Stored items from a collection
>> Start
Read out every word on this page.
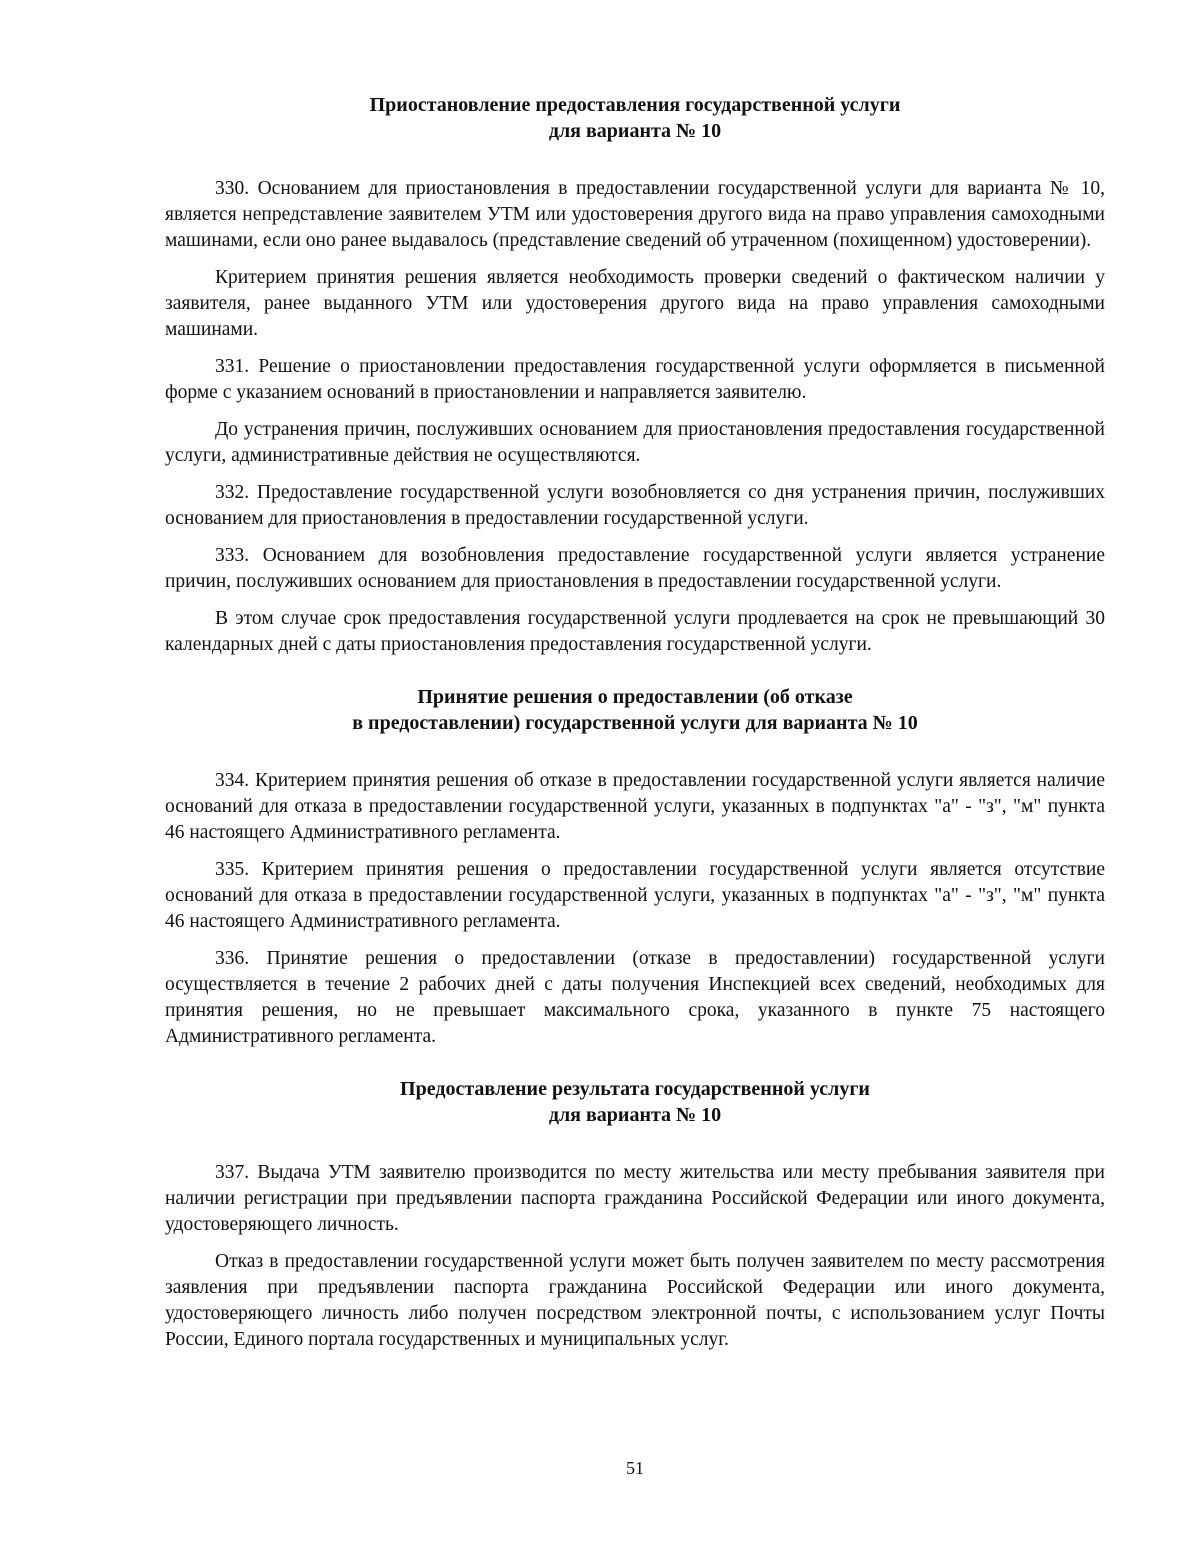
Приостановление предоставления государственной услуги
для варианта № 10

330. Основанием для приостановления в предоставлении государственной услуги для варианта № 10, является непредставление заявителем УТМ или удостоверения другого вида на право управления самоходными машинами, если оно ранее выдавалось (представление сведений об утраченном (похищенном) удостоверении).

Критерием принятия решения является необходимость проверки сведений о фактическом наличии у заявителя, ранее выданного УТМ или удостоверения другого вида на право управления самоходными машинами.

331. Решение о приостановлении предоставления государственной услуги оформляется в письменной форме с указанием оснований в приостановлении и направляется заявителю.

До устранения причин, послуживших основанием для приостановления предоставления государственной услуги, административные действия не осуществляются.

332. Предоставление государственной услуги возобновляется со дня устранения причин, послуживших основанием для приостановления в предоставлении государственной услуги.

333. Основанием для возобновления предоставление государственной услуги является устранение причин, послуживших основанием для приостановления в предоставлении государственной услуги.

В этом случае срок предоставления государственной услуги продлевается на срок не превышающий 30 календарных дней с даты приостановления предоставления государственной услуги.

Принятие решения о предоставлении (об отказе
в предоставлении) государственной услуги для варианта № 10

334. Критерием принятия решения об отказе в предоставлении государственной услуги является наличие оснований для отказа в предоставлении государственной услуги, указанных в подпунктах "а" - "з", "м" пункта 46 настоящего Административного регламента.

335. Критерием принятия решения о предоставлении государственной услуги является отсутствие оснований для отказа в предоставлении государственной услуги, указанных в подпунктах "а" - "з", "м" пункта 46 настоящего Административного регламента.

336. Принятие решения о предоставлении (отказе в предоставлении) государственной услуги осуществляется в течение 2 рабочих дней с даты получения Инспекцией всех сведений, необходимых для принятия решения, но не превышает максимального срока, указанного в пункте 75 настоящего Административного регламента.

Предоставление результата государственной услуги
для варианта № 10

337. Выдача УТМ заявителю производится по месту жительства или месту пребывания заявителя при наличии регистрации при предъявлении паспорта гражданина Российской Федерации или иного документа, удостоверяющего личность.

Отказ в предоставлении государственной услуги может быть получен заявителем по месту рассмотрения заявления при предъявлении паспорта гражданина Российской Федерации или иного документа, удостоверяющего личность либо получен посредством электронной почты, с использованием услуг Почты России, Единого портала государственных и муниципальных услуг.

51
>> End
What the task requires
Gather up every line in the data above that contains the word "Принятие", copying each one.

Reply to the exercise
Принятие решения о предоставлении (об отказе
336. Принятие решения о предоставлении (отказе в предоставлении) государственной услуги осуществляется в течение 2 рабочих дней с даты получения Инспекцией всех сведений, необходимых для принятия решения, но не превышает максимального срока, указанного в пункте 75 настоящего Административного регламента.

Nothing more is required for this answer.